▶ Instructions to follow
From the listing below, pull each line that includes "предложений".

▶ Stored entries
+++
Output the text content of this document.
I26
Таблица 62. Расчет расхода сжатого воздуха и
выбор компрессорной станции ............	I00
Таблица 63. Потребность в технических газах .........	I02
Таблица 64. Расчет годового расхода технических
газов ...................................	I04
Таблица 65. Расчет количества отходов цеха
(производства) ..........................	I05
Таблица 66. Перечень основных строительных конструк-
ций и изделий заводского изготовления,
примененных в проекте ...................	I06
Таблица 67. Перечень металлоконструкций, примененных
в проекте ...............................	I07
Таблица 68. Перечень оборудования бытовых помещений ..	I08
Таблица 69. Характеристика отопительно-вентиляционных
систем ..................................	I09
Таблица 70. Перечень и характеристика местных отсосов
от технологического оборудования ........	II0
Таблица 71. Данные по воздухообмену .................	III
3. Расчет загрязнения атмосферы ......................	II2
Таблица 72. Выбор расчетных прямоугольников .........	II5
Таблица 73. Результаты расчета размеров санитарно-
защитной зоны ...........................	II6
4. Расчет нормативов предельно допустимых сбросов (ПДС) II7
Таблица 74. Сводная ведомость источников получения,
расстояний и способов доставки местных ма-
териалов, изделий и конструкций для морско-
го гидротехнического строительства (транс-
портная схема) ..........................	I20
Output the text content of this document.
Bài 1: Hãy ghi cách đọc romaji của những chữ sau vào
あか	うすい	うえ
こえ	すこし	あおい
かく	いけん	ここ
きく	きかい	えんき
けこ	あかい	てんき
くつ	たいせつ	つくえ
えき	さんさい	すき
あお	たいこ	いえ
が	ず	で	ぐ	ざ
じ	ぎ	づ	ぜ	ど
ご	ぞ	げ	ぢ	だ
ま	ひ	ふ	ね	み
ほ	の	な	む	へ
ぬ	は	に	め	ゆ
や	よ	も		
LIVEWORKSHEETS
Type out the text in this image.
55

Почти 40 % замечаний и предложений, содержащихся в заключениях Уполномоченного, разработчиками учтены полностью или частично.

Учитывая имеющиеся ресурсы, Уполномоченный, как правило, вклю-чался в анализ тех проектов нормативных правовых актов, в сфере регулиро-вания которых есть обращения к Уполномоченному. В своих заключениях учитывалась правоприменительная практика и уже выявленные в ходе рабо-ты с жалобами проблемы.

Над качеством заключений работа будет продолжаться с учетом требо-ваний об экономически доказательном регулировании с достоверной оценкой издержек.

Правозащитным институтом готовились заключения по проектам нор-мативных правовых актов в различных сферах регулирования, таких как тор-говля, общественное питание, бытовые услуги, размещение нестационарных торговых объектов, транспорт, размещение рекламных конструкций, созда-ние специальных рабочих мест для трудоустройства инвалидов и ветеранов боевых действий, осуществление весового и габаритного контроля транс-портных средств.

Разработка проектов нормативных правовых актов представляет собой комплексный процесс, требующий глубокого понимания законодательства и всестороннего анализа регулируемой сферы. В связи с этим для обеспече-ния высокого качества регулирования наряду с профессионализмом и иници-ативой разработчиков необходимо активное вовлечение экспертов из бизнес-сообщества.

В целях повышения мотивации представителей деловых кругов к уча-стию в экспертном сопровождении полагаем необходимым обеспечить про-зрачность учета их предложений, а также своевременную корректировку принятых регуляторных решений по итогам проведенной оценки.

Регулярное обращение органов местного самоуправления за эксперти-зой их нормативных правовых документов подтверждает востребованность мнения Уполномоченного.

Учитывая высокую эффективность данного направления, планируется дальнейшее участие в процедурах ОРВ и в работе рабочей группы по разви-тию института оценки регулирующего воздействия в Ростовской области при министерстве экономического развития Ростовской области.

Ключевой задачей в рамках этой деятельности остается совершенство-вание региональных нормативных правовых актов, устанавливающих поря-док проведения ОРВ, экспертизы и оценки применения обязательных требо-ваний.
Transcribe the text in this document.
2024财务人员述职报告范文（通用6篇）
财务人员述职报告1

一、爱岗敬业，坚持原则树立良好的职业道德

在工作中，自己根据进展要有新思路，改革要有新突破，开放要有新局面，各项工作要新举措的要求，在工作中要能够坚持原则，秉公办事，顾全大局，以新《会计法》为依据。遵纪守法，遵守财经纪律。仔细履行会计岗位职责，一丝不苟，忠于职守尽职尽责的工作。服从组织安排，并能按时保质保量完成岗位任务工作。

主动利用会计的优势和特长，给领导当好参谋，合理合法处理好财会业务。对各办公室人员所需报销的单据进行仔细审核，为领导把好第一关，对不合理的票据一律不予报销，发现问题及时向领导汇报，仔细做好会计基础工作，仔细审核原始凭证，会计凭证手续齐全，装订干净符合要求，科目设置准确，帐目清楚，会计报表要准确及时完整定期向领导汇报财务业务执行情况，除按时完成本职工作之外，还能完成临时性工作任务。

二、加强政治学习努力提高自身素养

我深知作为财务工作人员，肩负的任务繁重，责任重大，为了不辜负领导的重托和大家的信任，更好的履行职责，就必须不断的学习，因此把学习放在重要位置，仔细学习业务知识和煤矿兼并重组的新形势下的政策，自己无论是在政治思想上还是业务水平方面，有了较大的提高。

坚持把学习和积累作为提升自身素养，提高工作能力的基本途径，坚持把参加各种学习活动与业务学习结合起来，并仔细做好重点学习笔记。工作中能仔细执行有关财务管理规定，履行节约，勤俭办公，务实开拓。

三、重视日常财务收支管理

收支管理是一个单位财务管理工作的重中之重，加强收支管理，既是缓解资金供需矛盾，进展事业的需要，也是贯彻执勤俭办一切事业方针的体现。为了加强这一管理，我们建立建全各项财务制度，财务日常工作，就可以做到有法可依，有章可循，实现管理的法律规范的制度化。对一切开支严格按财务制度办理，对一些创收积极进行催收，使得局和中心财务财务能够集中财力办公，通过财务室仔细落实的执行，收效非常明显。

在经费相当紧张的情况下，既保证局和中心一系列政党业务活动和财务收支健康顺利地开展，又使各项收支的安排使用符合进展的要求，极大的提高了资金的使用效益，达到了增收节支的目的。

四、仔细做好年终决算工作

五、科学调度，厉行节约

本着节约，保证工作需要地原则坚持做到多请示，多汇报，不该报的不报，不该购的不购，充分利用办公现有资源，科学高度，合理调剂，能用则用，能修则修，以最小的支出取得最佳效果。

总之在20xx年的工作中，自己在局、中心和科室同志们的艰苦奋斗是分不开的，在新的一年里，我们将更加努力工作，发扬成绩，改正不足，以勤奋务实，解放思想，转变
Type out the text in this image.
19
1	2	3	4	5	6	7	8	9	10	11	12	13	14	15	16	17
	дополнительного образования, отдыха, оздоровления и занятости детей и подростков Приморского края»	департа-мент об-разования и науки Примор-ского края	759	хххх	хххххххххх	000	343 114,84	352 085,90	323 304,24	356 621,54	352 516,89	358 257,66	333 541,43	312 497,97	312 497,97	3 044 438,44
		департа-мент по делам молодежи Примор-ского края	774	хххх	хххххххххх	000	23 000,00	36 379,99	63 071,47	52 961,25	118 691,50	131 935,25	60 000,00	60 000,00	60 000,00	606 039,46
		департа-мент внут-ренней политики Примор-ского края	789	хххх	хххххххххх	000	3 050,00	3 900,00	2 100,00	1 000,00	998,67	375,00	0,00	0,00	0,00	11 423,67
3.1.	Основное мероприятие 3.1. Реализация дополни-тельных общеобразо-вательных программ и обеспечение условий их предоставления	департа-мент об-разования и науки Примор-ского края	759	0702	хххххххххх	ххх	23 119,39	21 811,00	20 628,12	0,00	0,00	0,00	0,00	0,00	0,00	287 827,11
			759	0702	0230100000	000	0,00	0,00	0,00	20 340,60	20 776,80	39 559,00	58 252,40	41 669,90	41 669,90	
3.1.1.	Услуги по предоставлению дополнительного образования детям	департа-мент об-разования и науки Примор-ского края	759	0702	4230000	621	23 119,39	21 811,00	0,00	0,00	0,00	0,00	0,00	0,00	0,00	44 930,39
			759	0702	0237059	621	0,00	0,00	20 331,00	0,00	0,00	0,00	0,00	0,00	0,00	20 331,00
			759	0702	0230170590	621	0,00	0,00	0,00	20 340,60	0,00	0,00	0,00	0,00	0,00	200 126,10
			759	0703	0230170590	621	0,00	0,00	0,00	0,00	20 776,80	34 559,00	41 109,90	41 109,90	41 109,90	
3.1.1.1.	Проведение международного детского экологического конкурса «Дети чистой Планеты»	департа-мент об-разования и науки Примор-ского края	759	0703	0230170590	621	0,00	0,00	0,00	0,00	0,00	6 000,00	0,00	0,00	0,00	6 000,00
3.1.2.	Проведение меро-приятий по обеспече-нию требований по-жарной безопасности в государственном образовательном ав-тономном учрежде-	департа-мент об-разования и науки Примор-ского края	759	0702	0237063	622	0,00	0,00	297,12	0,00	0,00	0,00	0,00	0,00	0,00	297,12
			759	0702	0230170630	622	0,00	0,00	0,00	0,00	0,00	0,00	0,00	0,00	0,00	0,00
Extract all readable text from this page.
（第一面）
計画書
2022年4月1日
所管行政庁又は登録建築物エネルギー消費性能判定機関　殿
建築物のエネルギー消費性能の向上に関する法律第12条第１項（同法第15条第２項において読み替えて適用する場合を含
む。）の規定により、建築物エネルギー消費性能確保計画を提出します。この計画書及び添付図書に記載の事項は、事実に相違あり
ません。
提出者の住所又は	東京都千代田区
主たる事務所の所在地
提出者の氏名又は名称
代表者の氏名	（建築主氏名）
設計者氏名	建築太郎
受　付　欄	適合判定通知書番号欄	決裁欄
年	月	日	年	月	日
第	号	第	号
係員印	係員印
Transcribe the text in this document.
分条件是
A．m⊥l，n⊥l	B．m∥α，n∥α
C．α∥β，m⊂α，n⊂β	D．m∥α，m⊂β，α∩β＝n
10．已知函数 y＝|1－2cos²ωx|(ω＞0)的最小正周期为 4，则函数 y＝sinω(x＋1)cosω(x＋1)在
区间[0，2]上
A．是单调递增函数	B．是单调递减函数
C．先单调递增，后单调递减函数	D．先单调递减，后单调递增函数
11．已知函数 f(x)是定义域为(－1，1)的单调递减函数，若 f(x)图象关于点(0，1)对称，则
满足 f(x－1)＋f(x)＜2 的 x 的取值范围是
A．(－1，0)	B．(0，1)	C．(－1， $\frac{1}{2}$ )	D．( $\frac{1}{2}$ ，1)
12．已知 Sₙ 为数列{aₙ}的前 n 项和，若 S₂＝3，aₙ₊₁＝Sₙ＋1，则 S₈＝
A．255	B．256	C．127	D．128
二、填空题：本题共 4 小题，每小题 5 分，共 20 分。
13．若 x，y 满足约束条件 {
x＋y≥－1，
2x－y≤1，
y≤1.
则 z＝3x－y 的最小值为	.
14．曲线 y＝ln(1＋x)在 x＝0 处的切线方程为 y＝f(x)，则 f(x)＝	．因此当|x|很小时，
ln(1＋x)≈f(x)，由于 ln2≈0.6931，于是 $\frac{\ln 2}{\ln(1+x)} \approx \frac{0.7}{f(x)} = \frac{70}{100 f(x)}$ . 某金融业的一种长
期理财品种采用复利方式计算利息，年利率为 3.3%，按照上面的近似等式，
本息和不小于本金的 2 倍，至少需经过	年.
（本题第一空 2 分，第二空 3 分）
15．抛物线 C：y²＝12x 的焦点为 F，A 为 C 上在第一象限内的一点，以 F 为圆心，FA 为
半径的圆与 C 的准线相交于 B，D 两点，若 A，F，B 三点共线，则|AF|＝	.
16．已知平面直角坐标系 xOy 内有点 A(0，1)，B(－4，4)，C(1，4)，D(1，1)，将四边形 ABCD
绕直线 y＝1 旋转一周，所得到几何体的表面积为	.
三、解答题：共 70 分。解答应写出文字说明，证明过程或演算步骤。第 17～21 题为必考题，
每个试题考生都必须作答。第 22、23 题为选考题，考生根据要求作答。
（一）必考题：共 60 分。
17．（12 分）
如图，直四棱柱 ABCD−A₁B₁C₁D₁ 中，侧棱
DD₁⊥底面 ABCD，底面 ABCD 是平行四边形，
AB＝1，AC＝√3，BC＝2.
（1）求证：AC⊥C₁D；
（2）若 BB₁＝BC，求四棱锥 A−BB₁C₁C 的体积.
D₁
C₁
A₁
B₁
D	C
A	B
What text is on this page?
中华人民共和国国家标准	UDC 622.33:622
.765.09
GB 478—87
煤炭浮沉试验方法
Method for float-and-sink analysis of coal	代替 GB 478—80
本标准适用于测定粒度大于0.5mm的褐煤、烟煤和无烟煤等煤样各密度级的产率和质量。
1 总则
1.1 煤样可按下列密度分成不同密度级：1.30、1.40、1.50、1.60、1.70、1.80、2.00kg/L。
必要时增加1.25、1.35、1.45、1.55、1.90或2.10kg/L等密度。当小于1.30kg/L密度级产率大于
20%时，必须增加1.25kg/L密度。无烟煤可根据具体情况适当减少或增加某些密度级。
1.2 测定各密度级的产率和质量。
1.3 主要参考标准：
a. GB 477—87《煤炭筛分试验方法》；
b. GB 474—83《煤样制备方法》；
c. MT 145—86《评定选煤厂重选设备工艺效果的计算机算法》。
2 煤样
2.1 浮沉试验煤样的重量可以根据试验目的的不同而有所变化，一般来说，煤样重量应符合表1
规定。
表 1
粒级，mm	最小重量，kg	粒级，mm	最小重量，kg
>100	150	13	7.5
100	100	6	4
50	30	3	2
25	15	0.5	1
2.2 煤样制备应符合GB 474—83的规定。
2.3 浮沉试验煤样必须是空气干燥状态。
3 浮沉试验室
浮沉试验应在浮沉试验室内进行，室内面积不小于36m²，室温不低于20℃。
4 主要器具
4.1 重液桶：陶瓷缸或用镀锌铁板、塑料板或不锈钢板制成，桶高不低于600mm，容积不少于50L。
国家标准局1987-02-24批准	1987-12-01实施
+++
▶ Solution below
Почти 40 % замечаний и предложений, содержащихся в заключениях Уполномоченного, разработчиками учтены полностью или частично.
В целях повышения мотивации представителей деловых кругов к уча-стию в экспертном сопровождении полагаем необходимым обеспечить про-зрачность учета их предложений, а также своевременную корректировку принятых регуляторных решений по итогам проведенной оценки.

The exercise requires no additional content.